======== MATERIAL SHOWN ========

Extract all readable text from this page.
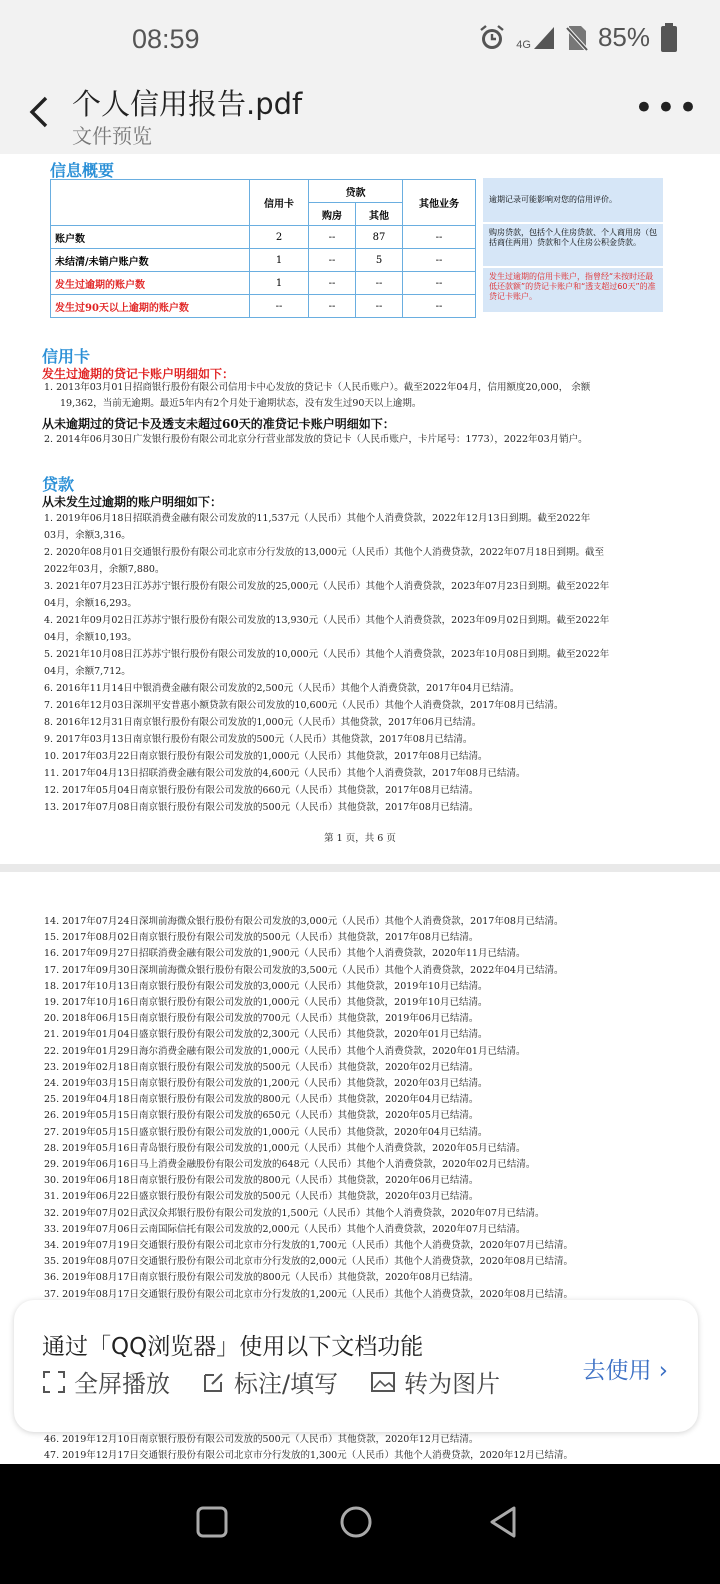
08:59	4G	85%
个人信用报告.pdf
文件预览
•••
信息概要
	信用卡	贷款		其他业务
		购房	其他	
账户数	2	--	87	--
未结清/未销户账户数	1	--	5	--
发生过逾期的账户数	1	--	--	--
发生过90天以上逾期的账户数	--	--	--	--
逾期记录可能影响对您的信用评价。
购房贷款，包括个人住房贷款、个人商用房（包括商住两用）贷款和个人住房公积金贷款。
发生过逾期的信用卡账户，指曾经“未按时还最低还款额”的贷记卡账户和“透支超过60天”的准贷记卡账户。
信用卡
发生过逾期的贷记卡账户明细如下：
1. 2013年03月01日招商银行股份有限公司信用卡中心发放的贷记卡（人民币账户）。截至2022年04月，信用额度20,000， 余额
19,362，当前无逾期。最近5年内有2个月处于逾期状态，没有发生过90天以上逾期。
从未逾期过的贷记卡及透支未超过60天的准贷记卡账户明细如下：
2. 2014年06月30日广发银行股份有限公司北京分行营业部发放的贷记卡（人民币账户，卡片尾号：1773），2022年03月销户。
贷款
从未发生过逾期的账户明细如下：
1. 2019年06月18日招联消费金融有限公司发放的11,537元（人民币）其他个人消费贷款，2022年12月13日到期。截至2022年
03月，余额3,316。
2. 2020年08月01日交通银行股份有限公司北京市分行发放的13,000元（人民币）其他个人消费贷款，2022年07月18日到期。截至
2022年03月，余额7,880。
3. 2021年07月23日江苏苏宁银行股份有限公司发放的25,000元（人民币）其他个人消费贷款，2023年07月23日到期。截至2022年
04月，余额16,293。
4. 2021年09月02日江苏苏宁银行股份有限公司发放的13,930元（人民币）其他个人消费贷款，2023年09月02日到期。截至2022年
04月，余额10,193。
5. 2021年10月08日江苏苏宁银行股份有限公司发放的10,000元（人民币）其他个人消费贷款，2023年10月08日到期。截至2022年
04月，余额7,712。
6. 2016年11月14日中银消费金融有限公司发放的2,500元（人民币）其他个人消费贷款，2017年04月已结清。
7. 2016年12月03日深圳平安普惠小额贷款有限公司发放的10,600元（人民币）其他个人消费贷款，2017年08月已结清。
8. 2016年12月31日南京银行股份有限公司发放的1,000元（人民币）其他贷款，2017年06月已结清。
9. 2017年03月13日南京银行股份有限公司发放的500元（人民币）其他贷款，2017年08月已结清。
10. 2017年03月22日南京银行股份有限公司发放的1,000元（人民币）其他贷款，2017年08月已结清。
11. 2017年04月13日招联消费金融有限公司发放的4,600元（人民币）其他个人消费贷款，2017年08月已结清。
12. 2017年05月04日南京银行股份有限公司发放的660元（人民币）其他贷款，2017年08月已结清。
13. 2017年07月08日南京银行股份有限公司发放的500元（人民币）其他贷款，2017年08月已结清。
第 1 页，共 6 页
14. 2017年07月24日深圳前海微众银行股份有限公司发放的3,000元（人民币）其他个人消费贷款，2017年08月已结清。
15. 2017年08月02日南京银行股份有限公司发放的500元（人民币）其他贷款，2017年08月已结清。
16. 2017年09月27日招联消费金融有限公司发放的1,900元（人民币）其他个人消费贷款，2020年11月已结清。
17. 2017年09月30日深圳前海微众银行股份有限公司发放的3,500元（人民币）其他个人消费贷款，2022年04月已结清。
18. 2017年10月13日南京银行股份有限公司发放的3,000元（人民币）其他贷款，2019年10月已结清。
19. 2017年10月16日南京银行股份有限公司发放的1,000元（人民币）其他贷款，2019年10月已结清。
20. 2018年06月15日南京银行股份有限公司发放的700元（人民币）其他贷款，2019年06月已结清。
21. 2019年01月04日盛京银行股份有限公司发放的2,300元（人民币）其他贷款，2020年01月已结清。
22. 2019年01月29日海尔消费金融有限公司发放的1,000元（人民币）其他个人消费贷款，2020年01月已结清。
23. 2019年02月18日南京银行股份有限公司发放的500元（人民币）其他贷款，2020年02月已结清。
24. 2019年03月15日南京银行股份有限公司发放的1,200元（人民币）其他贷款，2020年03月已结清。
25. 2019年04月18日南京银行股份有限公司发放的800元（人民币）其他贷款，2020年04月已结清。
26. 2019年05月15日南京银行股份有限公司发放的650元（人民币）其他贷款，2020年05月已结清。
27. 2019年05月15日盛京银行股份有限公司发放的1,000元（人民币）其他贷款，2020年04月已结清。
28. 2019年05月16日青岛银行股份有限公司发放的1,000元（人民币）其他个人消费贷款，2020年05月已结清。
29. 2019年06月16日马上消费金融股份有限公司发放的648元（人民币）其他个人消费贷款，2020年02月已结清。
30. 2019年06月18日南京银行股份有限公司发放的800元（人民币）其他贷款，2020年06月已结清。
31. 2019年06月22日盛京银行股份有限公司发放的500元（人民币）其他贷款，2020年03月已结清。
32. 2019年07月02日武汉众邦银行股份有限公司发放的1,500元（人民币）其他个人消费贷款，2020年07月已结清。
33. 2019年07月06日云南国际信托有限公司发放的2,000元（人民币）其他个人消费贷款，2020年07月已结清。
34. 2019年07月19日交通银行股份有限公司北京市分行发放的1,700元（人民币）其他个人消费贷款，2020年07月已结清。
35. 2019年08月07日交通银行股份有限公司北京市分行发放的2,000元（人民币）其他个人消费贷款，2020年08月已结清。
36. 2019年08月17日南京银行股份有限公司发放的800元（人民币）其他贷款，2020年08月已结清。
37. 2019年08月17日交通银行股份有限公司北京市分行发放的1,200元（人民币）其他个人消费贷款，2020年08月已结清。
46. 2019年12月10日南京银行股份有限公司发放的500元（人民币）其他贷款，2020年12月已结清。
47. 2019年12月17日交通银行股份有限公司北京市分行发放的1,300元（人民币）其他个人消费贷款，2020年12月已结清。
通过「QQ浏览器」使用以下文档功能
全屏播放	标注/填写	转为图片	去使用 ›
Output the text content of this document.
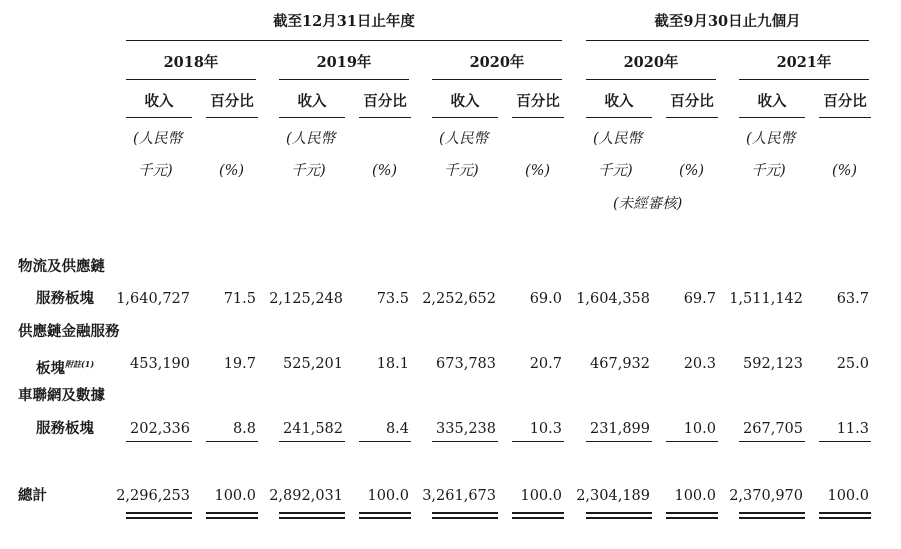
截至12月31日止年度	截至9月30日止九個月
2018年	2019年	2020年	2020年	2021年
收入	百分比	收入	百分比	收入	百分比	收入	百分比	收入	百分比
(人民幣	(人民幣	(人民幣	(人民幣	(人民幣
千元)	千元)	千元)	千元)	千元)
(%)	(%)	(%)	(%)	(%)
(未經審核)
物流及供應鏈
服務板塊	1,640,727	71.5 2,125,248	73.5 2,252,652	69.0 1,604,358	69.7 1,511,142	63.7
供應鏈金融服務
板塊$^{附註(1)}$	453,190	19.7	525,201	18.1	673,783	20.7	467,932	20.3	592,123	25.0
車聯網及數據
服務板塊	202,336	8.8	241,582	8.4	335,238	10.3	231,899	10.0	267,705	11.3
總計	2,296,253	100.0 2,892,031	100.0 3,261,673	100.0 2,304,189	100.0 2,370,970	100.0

========

> **WHAT TO WORK ON**
Transcribe every entry word for word, but omit the pictures.

> **ANSWER FOR THE TASK**
Extract all readable text from this page.
08:59	4G	85%
个人信用报告.pdf
文件预览
•••
信息概要
	信用卡	贷款		其他业务
		购房	其他	
账户数	2	--	87	--
未结清/未销户账户数	1	--	5	--
发生过逾期的账户数	1	--	--	--
发生过90天以上逾期的账户数	--	--	--	--
逾期记录可能影响对您的信用评价。
购房贷款，包括个人住房贷款、个人商用房（包括商住两用）贷款和个人住房公积金贷款。
发生过逾期的信用卡账户，指曾经“未按时还最低还款额”的贷记卡账户和“透支超过60天”的准贷记卡账户。
信用卡
发生过逾期的贷记卡账户明细如下：
1. 2013年03月01日招商银行股份有限公司信用卡中心发放的贷记卡（人民币账户）。截至2022年04月，信用额度20,000， 余额
19,362，当前无逾期。最近5年内有2个月处于逾期状态，没有发生过90天以上逾期。
从未逾期过的贷记卡及透支未超过60天的准贷记卡账户明细如下：
2. 2014年06月30日广发银行股份有限公司北京分行营业部发放的贷记卡（人民币账户，卡片尾号：1773），2022年03月销户。
贷款
从未发生过逾期的账户明细如下：
1. 2019年06月18日招联消费金融有限公司发放的11,537元（人民币）其他个人消费贷款，2022年12月13日到期。截至2022年
03月，余额3,316。
2. 2020年08月01日交通银行股份有限公司北京市分行发放的13,000元（人民币）其他个人消费贷款，2022年07月18日到期。截至
2022年03月，余额7,880。
3. 2021年07月23日江苏苏宁银行股份有限公司发放的25,000元（人民币）其他个人消费贷款，2023年07月23日到期。截至2022年
04月，余额16,293。
4. 2021年09月02日江苏苏宁银行股份有限公司发放的13,930元（人民币）其他个人消费贷款，2023年09月02日到期。截至2022年
04月，余额10,193。
5. 2021年10月08日江苏苏宁银行股份有限公司发放的10,000元（人民币）其他个人消费贷款，2023年10月08日到期。截至2022年
04月，余额7,712。
6. 2016年11月14日中银消费金融有限公司发放的2,500元（人民币）其他个人消费贷款，2017年04月已结清。
7. 2016年12月03日深圳平安普惠小额贷款有限公司发放的10,600元（人民币）其他个人消费贷款，2017年08月已结清。
8. 2016年12月31日南京银行股份有限公司发放的1,000元（人民币）其他贷款，2017年06月已结清。
9. 2017年03月13日南京银行股份有限公司发放的500元（人民币）其他贷款，2017年08月已结清。
10. 2017年03月22日南京银行股份有限公司发放的1,000元（人民币）其他贷款，2017年08月已结清。
11. 2017年04月13日招联消费金融有限公司发放的4,600元（人民币）其他个人消费贷款，2017年08月已结清。
12. 2017年05月04日南京银行股份有限公司发放的660元（人民币）其他贷款，2017年08月已结清。
13. 2017年07月08日南京银行股份有限公司发放的500元（人民币）其他贷款，2017年08月已结清。
第 1 页，共 6 页
14. 2017年07月24日深圳前海微众银行股份有限公司发放的3,000元（人民币）其他个人消费贷款，2017年08月已结清。
15. 2017年08月02日南京银行股份有限公司发放的500元（人民币）其他贷款，2017年08月已结清。
16. 2017年09月27日招联消费金融有限公司发放的1,900元（人民币）其他个人消费贷款，2020年11月已结清。
17. 2017年09月30日深圳前海微众银行股份有限公司发放的3,500元（人民币）其他个人消费贷款，2022年04月已结清。
18. 2017年10月13日南京银行股份有限公司发放的3,000元（人民币）其他贷款，2019年10月已结清。
19. 2017年10月16日南京银行股份有限公司发放的1,000元（人民币）其他贷款，2019年10月已结清。
20. 2018年06月15日南京银行股份有限公司发放的700元（人民币）其他贷款，2019年06月已结清。
21. 2019年01月04日盛京银行股份有限公司发放的2,300元（人民币）其他贷款，2020年01月已结清。
22. 2019年01月29日海尔消费金融有限公司发放的1,000元（人民币）其他个人消费贷款，2020年01月已结清。
23. 2019年02月18日南京银行股份有限公司发放的500元（人民币）其他贷款，2020年02月已结清。
24. 2019年03月15日南京银行股份有限公司发放的1,200元（人民币）其他贷款，2020年03月已结清。
25. 2019年04月18日南京银行股份有限公司发放的800元（人民币）其他贷款，2020年04月已结清。
26. 2019年05月15日南京银行股份有限公司发放的650元（人民币）其他贷款，2020年05月已结清。
27. 2019年05月15日盛京银行股份有限公司发放的1,000元（人民币）其他贷款，2020年04月已结清。
28. 2019年05月16日青岛银行股份有限公司发放的1,000元（人民币）其他个人消费贷款，2020年05月已结清。
29. 2019年06月16日马上消费金融股份有限公司发放的648元（人民币）其他个人消费贷款，2020年02月已结清。
30. 2019年06月18日南京银行股份有限公司发放的800元（人民币）其他贷款，2020年06月已结清。
31. 2019年06月22日盛京银行股份有限公司发放的500元（人民币）其他贷款，2020年03月已结清。
32. 2019年07月02日武汉众邦银行股份有限公司发放的1,500元（人民币）其他个人消费贷款，2020年07月已结清。
33. 2019年07月06日云南国际信托有限公司发放的2,000元（人民币）其他个人消费贷款，2020年07月已结清。
34. 2019年07月19日交通银行股份有限公司北京市分行发放的1,700元（人民币）其他个人消费贷款，2020年07月已结清。
35. 2019年08月07日交通银行股份有限公司北京市分行发放的2,000元（人民币）其他个人消费贷款，2020年08月已结清。
36. 2019年08月17日南京银行股份有限公司发放的800元（人民币）其他贷款，2020年08月已结清。
37. 2019年08月17日交通银行股份有限公司北京市分行发放的1,200元（人民币）其他个人消费贷款，2020年08月已结清。
46. 2019年12月10日南京银行股份有限公司发放的500元（人民币）其他贷款，2020年12月已结清。
47. 2019年12月17日交通银行股份有限公司北京市分行发放的1,300元（人民币）其他个人消费贷款，2020年12月已结清。
通过「QQ浏览器」使用以下文档功能
全屏播放	标注/填写	转为图片	去使用 ›
Output the text content of this document.
截至12月31日止年度	截至9月30日止九個月
2018年	2019年	2020年	2020年	2021年
收入	百分比	收入	百分比	收入	百分比	收入	百分比	收入	百分比
(人民幣	(人民幣	(人民幣	(人民幣	(人民幣
千元)	千元)	千元)	千元)	千元)
(%)	(%)	(%)	(%)	(%)
(未經審核)
物流及供應鏈
服務板塊	1,640,727	71.5 2,125,248	73.5 2,252,652	69.0 1,604,358	69.7 1,511,142	63.7
供應鏈金融服務
板塊$^{附註(1)}$	453,190	19.7	525,201	18.1	673,783	20.7	467,932	20.3	592,123	25.0
車聯網及數據
服務板塊	202,336	8.8	241,582	8.4	335,238	10.3	231,899	10.0	267,705	11.3
總計	2,296,253	100.0 2,892,031	100.0 3,261,673	100.0 2,304,189	100.0 2,370,970	100.0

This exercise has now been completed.